• [TO BE DONE] All of the material below is to be returned exactly.

• [SUPPLIED ENTRIES]
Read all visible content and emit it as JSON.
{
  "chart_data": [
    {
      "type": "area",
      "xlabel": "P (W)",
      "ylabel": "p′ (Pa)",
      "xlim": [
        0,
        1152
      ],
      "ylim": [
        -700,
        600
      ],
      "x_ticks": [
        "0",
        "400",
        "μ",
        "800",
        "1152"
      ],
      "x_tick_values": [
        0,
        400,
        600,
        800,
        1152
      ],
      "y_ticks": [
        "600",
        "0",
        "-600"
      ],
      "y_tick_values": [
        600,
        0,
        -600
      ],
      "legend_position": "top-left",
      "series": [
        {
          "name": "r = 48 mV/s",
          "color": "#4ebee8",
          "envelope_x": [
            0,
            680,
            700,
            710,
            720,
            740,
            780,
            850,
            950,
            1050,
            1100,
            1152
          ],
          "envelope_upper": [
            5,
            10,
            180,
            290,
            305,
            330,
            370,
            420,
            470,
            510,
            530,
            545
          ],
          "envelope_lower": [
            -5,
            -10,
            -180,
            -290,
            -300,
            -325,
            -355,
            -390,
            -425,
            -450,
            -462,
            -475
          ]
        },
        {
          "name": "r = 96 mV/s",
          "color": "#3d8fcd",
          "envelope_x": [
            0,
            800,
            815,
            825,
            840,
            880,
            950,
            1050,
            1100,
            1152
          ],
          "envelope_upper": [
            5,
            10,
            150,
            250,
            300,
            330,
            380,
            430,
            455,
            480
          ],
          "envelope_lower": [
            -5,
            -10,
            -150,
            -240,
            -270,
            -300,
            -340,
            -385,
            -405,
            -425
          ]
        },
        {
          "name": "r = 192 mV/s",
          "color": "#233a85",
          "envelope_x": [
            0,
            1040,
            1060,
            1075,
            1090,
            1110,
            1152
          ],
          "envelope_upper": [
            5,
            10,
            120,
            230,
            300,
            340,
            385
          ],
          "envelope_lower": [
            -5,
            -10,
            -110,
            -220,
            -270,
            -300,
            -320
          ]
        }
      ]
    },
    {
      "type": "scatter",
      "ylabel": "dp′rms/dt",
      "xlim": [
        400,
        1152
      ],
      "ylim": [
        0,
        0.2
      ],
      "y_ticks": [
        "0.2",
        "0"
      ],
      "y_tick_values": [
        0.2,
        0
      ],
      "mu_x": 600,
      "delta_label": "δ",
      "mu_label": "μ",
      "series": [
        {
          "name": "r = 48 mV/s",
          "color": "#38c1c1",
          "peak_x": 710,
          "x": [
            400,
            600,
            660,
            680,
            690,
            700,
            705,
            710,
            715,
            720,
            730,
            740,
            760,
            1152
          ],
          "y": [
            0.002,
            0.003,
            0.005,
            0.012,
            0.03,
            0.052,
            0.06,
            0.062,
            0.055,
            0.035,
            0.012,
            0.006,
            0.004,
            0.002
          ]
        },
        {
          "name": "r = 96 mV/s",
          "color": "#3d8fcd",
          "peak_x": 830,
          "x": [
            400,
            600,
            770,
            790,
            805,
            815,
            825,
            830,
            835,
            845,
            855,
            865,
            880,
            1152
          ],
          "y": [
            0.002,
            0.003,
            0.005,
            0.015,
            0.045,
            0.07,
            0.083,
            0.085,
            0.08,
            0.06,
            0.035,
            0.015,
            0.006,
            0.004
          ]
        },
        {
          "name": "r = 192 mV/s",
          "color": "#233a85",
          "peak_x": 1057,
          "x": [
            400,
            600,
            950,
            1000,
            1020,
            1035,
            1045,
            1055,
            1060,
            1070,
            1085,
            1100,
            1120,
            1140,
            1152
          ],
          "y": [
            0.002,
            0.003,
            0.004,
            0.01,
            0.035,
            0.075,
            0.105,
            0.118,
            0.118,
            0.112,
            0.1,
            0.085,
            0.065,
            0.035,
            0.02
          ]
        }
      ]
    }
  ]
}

• [RESULT BELOW]
Read all visible content and emit it as JSON.
{
  "chart_data": [
    {
      "type": "area",
      "xlabel": "P (W)",
      "ylabel": "p′ (Pa)",
      "xlim": [
        0,
        1152
      ],
      "ylim": [
        -700,
        600
      ],
      "x_ticks": [
        "0",
        "400",
        "μ",
        "800",
        "1152"
      ],
      "x_tick_values": [
        0,
        400,
        600,
        800,
        1152
      ],
      "y_ticks": [
        "600",
        "0",
        "-600"
      ],
      "y_tick_values": [
        600,
        0,
        -600
      ],
      "legend_position": "top-left",
      "series": [
        {
          "name": "r = 48 mV/s",
          "color": "#4ebee8",
          "envelope_x": [
            0,
            680,
            700,
            710,
            720,
            740,
            780,
            850,
            950,
            1050,
            1100,
            1152
          ],
          "envelope_upper": [
            5,
            10,
            180,
            290,
            305,
            330,
            370,
            420,
            470,
            510,
            530,
            545
          ],
          "envelope_lower": [
            -5,
            -10,
            -180,
            -290,
            -300,
            -325,
            -355,
            -390,
            -425,
            -450,
            -462,
            -475
          ]
        },
        {
          "name": "r = 96 mV/s",
          "color": "#3d8fcd",
          "envelope_x": [
            0,
            800,
            815,
            825,
            840,
            880,
            950,
            1050,
            1100,
            1152
          ],
          "envelope_upper": [
            5,
            10,
            150,
            250,
            300,
            330,
            380,
            430,
            455,
            480
          ],
          "envelope_lower": [
            -5,
            -10,
            -150,
            -240,
            -270,
            -300,
            -340,
            -385,
            -405,
            -425
          ]
        },
        {
          "name": "r = 192 mV/s",
          "color": "#233a85",
          "envelope_x": [
            0,
            1040,
            1060,
            1075,
            1090,
            1110,
            1152
          ],
          "envelope_upper": [
            5,
            10,
            120,
            230,
            300,
            340,
            385
          ],
          "envelope_lower": [
            -5,
            -10,
            -110,
            -220,
            -270,
            -300,
            -320
          ]
        }
      ]
    },
    {
      "type": "scatter",
      "ylabel": "dp′rms/dt",
      "xlim": [
        400,
        1152
      ],
      "ylim": [
        0,
        0.2
      ],
      "y_ticks": [
        "0.2",
        "0"
      ],
      "y_tick_values": [
        0.2,
        0
      ],
      "mu_x": 600,
      "delta_label": "δ",
      "mu_label": "μ",
      "series": [
        {
          "name": "r = 48 mV/s",
          "color": "#38c1c1",
          "peak_x": 710,
          "x": [
            400,
            600,
            660,
            680,
            690,
            700,
            705,
            710,
            715,
            720,
            730,
            740,
            760,
            1152
          ],
          "y": [
            0.002,
            0.003,
            0.005,
            0.012,
            0.03,
            0.052,
            0.06,
            0.062,
            0.055,
            0.035,
            0.012,
            0.006,
            0.004,
            0.002
          ]
        },
        {
          "name": "r = 96 mV/s",
          "color": "#3d8fcd",
          "peak_x": 830,
          "x": [
            400,
            600,
            770,
            790,
            805,
            815,
            825,
            830,
            835,
            845,
            855,
            865,
            880,
            1152
          ],
          "y": [
            0.002,
            0.003,
            0.005,
            0.015,
            0.045,
            0.07,
            0.083,
            0.085,
            0.08,
            0.06,
            0.035,
            0.015,
            0.006,
            0.004
          ]
        },
        {
          "name": "r = 192 mV/s",
          "color": "#233a85",
          "peak_x": 1057,
          "x": [
            400,
            600,
            950,
            1000,
            1020,
            1035,
            1045,
            1055,
            1060,
            1070,
            1085,
            1100,
            1120,
            1140,
            1152
          ],
          "y": [
            0.002,
            0.003,
            0.004,
            0.01,
            0.035,
            0.075,
            0.105,
            0.118,
            0.118,
            0.112,
            0.1,
            0.085,
            0.065,
            0.035,
            0.02
          ]
        }
      ]
    }
  ]
}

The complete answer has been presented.